**TASKS AND EXERCISES**:
a) In the passage on the stages of labor, what is the minimal rate of cervical dilation during the active phase for multiparous women?
b) Copy verbatim the part of the passage on the stages of labor that opens with the words containing "The first stage lasts" and closes with "6 hours postpartum.".

*** SUPPLIED TEXT

The first stage lasts from the onset of true labor to complete dilation of the cervix. The second stage spans from complete dilation of the cervix to the birth of the baby. The third stage lasts from the birth of the baby to delivery of the placenta. The fourth stage spans from delivery of the placenta to stabilization of the patient's condition, usually at about 6 hours postpartum.

First Stage of Labor as Defined by the Friedman Labor Curve

There is currently controversy about how to define the progress of normal labor. Because the purpose of this chapter is to define normal labor, we will use the standard definitions provided by Friedman in 1978 ( Figure 8-9 ). The Friedman labor curve, as well as a recently suggested modification, is covered in Chapter 11 .

FIGURE 8-9, Cervical dilation and descent of the fetal head during labor. The first descent curve represents a fetus with a floating presenting part at the onset of labor, whereas the second represents a fetus with the presenting part fixed in the pelvis before labor.

Phases

The first stage of labor consists of two phases: a latent phase, during which cervical effacement and early dilation occur, and an active phase, during which more rapid cervical dilation occurs (see Figure 8-9 ). Although cervical softening and early effacement may occur before labor, during the first stage of labor the entire cervical length (cervical os) is retracted into the lower uterine segment (see Figure 8-8 ).

Length

The length of the first stage may vary in relation to parity; primiparous patients generally experience a longer first stage than do multiparous patients (see Table 8-5 ). Because the latent phase may overlap considerably with the preparatory phase of labor, its duration is highly variable. It may also be influenced by other factors, such as sedation and stress. The active phase begins when the cervix is dilated 4 cm in the presence of regularly occurring uterine contractions. The recent guidelines proposed by Zhang and colleagues regarding labor curves (see Chapter 11 ) suggest that the active phase may not begin until 6-cm dilation. The minimal dilation during the active phase of the first stage is nearly the same for normal primiparous and multiparous women: 1 and 1.2 cm/hr, respectively. If progress is slower than this, evaluation for uterine dysfunction, fetal malposition, or cephalopelvic disproportion should be undertaken.

******
*** EXTRACTED ENTRIES

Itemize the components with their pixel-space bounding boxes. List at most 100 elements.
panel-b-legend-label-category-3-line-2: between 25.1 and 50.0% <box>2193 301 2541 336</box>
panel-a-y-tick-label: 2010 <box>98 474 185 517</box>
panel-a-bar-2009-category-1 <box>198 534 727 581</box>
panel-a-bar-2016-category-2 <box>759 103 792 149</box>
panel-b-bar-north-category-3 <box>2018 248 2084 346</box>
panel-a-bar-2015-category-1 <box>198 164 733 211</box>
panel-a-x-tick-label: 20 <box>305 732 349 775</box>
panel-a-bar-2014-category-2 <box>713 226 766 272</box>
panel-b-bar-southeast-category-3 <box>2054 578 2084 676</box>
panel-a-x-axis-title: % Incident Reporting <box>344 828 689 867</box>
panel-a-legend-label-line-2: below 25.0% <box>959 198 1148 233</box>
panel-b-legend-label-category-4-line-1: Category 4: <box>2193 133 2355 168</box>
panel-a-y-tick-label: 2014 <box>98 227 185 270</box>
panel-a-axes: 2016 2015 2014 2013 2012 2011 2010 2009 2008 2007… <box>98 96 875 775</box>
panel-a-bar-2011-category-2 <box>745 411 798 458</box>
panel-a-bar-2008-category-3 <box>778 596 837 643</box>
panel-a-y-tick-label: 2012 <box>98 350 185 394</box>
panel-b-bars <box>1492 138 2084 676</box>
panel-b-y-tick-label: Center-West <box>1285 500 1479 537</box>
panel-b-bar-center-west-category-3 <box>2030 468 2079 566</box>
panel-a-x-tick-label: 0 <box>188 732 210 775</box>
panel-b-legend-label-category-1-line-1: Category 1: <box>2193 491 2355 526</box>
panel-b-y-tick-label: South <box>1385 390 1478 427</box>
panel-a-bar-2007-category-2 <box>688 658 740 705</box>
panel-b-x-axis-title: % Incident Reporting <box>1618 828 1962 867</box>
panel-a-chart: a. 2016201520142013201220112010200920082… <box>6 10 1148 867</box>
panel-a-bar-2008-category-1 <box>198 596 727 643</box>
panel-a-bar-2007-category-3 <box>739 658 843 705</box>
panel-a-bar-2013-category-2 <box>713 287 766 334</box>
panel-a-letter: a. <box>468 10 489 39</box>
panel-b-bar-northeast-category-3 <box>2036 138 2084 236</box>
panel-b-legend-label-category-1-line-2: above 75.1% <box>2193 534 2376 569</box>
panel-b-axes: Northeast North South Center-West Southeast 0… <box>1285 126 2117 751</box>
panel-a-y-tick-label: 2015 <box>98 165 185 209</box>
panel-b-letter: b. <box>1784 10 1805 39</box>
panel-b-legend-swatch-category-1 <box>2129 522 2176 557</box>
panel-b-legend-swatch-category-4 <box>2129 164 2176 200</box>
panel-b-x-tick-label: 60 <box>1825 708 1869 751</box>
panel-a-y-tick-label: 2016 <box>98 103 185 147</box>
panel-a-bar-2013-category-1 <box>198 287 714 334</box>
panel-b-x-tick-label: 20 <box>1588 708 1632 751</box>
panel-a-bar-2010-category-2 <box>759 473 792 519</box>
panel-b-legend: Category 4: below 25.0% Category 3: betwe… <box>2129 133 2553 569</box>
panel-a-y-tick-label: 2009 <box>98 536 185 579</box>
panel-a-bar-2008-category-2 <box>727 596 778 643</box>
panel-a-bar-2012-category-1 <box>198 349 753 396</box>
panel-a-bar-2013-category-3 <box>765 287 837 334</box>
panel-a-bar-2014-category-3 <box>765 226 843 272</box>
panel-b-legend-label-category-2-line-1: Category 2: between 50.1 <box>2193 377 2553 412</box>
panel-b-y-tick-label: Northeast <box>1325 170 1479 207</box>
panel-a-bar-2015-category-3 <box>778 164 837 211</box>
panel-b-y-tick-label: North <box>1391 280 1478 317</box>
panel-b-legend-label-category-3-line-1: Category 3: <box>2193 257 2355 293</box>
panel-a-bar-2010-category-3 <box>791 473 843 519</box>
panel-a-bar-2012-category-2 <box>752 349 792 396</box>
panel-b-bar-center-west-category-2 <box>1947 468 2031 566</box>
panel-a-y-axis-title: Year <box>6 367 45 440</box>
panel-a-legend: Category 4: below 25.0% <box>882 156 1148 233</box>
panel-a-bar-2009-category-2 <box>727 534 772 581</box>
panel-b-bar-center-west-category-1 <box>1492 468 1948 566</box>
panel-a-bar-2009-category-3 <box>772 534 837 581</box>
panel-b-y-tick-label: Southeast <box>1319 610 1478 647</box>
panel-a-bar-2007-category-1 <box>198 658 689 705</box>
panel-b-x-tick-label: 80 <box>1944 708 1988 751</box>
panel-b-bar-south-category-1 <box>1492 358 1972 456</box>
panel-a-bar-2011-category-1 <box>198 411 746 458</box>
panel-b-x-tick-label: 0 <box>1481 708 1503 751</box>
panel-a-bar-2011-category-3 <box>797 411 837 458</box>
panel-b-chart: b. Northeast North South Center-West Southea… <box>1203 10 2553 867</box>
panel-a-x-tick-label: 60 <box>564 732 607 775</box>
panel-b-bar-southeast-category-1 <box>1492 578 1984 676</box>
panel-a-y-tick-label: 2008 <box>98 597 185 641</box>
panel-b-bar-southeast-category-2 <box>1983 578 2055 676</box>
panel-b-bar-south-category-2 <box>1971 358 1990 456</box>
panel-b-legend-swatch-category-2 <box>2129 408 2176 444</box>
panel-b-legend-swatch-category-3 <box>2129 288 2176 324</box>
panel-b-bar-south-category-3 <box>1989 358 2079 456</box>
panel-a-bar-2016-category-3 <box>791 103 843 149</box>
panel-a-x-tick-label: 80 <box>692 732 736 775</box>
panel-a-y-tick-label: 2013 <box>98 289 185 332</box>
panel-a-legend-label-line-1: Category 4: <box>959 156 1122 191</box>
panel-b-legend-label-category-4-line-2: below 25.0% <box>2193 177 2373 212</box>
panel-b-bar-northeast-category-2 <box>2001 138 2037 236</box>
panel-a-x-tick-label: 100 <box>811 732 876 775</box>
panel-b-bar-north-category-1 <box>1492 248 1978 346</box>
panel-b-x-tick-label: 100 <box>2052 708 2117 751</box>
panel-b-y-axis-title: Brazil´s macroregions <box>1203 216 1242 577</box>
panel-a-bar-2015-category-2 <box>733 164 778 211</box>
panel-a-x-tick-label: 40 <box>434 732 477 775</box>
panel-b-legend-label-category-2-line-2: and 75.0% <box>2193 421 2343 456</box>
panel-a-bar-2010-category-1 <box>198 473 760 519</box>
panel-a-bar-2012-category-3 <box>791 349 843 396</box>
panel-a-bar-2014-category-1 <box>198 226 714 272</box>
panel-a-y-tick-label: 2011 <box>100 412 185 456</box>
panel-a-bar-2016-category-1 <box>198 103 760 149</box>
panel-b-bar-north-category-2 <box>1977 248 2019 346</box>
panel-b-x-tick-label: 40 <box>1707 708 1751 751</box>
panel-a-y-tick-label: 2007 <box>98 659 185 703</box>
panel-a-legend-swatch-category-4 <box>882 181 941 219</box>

******

**RESPONSES BY ITEM NUMBER**:
a) 1.2 cm/hr

b)
The first stage lasts from the onset of true labor to complete dilation of the cervix. The second stage spans from complete dilation of the cervix to the birth of the baby. The third stage lasts from the birth of the baby to delivery of the placenta. The fourth stage spans from delivery of the placenta to stabilization of the patient's condition, usually at about 6 hours postpartum.